### Ordine di lavoro 1:
Riporti integralmente, parola per parola, la porzione del brano sulla consegna delle mascherine che va da "Coronavirus: le mascherine" fino a "Civile Enzo Amich.".
### Ordine di lavoro 2:
In base al brano sulla consegna delle mascherine, risponda alle seguenti domande:
(a) Chi è il coordinatore del Gruppo Comunale Volontari Protezione Civile?
(b) Che cosa ha ricevuto l'amministrazione dopo l'annuncio del giorno precedente?
(c) In quale momento e in quale occasione è stata presa la decisione?

### Brano fornito:
▶

Casale Monferrato Palazzo

Coronavirus: le mascherine saranno consegnate a domicilio alle categorie più esposte

Il sindaco Riboldi: «Uno sforzo in più per andare incontro alle esigenze dei nostri cittadini»

Casale Monferrato: Saranno consegnate direttamente a casa le mascherine alle categorie più esposte e più deboli della popolazione. La decisione questa mattina in un vertice tra il sindaco Federico Riboldi, il vice sindaco Emanuele Capra, il comandante facente funzione della Polizia Locale Vittorio Pugno e il coordinatore del Gruppo Comunale Volontari Protezione Civile Enzo Amich.

«Dopo l’annuncio di ieri – ha spiegato il sindaco Riboldi – abbiamo ricevuto molte richieste di consegna a domicilio dei dispositivi; così, nonostante sia per tutti noi uno sforzo logistico maggiore rispetto a quanto già stiamo facendo quotidianamente per la città e il territorio, abbiamo deciso di andare incontro alle richieste e di rivedere le modalità di distribuzione».

◀

### Estratti dei dati:
▶

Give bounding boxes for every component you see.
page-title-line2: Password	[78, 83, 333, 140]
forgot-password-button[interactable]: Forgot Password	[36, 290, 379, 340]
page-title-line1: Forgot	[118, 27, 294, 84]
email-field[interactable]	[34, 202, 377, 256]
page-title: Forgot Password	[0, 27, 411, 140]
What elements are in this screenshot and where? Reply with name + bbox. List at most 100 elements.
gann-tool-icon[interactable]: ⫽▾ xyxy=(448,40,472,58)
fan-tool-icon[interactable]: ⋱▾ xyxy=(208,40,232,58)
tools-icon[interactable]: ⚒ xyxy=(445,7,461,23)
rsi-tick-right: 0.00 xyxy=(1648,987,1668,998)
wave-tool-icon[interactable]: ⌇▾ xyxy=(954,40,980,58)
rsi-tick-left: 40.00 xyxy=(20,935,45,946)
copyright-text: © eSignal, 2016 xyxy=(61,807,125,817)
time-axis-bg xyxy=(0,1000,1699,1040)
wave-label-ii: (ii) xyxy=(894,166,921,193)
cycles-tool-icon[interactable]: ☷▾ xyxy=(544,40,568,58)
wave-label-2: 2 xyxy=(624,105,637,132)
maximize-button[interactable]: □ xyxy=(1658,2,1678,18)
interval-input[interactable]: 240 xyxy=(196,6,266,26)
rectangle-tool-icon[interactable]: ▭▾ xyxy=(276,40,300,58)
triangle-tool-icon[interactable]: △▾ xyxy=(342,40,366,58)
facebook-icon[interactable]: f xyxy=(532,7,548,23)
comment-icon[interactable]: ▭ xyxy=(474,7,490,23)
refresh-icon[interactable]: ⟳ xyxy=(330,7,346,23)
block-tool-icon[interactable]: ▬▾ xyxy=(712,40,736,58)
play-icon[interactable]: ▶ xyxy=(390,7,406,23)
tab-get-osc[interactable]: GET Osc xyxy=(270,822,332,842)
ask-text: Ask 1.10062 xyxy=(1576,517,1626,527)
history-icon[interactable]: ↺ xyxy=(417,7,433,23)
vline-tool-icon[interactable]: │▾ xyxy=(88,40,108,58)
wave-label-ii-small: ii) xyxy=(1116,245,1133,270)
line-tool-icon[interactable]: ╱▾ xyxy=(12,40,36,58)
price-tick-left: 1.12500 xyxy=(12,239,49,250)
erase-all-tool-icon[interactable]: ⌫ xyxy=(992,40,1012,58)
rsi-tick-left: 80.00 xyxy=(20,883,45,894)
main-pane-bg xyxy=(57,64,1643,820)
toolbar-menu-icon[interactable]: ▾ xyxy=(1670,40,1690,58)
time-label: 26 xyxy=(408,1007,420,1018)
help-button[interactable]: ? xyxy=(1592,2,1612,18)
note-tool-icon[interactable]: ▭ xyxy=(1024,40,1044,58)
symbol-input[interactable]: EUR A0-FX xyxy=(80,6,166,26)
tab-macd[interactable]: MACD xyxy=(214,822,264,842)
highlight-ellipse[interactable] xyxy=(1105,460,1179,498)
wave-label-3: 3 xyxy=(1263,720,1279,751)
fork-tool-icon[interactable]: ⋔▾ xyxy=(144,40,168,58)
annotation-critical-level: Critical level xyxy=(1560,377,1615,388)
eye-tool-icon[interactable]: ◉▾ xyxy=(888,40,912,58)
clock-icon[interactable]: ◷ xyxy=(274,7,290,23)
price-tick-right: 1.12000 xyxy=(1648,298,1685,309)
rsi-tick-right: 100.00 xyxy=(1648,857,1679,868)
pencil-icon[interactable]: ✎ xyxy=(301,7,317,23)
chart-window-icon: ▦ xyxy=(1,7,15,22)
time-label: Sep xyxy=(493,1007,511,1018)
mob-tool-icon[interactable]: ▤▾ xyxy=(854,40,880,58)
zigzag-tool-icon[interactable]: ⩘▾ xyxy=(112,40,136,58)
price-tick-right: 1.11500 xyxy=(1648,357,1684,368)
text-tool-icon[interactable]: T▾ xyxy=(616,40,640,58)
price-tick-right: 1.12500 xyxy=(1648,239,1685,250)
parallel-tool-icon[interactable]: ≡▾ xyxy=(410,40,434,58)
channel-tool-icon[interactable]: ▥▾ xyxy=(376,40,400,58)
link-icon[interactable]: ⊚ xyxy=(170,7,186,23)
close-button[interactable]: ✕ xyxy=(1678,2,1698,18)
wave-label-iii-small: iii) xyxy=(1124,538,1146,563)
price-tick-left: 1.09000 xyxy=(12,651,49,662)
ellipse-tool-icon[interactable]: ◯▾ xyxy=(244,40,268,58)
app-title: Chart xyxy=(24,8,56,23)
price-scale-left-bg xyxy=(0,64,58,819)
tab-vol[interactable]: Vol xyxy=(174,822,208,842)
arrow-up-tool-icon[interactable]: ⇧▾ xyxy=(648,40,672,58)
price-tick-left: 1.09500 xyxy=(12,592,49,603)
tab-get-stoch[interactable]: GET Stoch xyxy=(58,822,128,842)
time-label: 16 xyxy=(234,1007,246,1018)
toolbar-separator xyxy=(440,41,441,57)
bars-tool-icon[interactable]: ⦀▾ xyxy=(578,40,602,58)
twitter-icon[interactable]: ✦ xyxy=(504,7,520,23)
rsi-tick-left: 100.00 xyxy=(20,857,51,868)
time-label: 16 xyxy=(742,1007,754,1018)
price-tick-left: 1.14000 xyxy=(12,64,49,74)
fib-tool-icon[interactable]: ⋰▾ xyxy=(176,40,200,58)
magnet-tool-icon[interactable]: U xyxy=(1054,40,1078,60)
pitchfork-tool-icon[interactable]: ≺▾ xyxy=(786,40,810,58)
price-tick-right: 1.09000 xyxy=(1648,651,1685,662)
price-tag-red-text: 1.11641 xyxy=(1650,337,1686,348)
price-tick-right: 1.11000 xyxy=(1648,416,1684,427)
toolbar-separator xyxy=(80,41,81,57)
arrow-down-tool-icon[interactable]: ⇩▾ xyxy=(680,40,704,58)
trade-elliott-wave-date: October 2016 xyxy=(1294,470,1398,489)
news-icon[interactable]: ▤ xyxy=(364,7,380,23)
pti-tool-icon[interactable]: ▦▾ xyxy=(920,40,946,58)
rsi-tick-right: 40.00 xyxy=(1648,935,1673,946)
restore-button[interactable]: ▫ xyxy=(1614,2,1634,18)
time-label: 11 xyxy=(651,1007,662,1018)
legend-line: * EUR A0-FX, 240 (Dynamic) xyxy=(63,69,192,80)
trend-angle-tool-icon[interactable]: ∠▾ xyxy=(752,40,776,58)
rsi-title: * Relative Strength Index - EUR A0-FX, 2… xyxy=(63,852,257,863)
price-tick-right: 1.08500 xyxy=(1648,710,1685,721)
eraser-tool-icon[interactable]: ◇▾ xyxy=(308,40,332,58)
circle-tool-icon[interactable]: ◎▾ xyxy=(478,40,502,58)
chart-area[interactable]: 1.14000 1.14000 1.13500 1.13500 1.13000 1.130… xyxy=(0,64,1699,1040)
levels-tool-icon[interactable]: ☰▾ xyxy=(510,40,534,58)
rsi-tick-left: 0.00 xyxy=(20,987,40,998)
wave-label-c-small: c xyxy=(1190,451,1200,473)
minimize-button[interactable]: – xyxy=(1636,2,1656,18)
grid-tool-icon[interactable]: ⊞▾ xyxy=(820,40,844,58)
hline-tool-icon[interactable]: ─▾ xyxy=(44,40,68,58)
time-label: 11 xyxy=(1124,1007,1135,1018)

◀

### Soluzione proposta 1:
Coronavirus: le mascherine saranno consegnate a domicilio alle categorie più esposte

Il sindaco Riboldi: «Uno sforzo in più per andare incontro alle esigenze dei nostri cittadini»

Casale Monferrato: Saranno consegnate direttamente a casa le mascherine alle categorie più esposte e più deboli della popolazione. La decisione questa mattina in un vertice tra il sindaco Federico Riboldi, il vice sindaco Emanuele Capra, il comandante facente funzione della Polizia Locale Vittorio Pugno e il coordinatore del Gruppo Comunale Volontari Protezione Civile Enzo Amich.

### Soluzione proposta 2:
(a) Enzo Amich.
(b) Molte richieste di consegna a domicilio dei dispositivi.
(c) Questa mattina, in un vertice.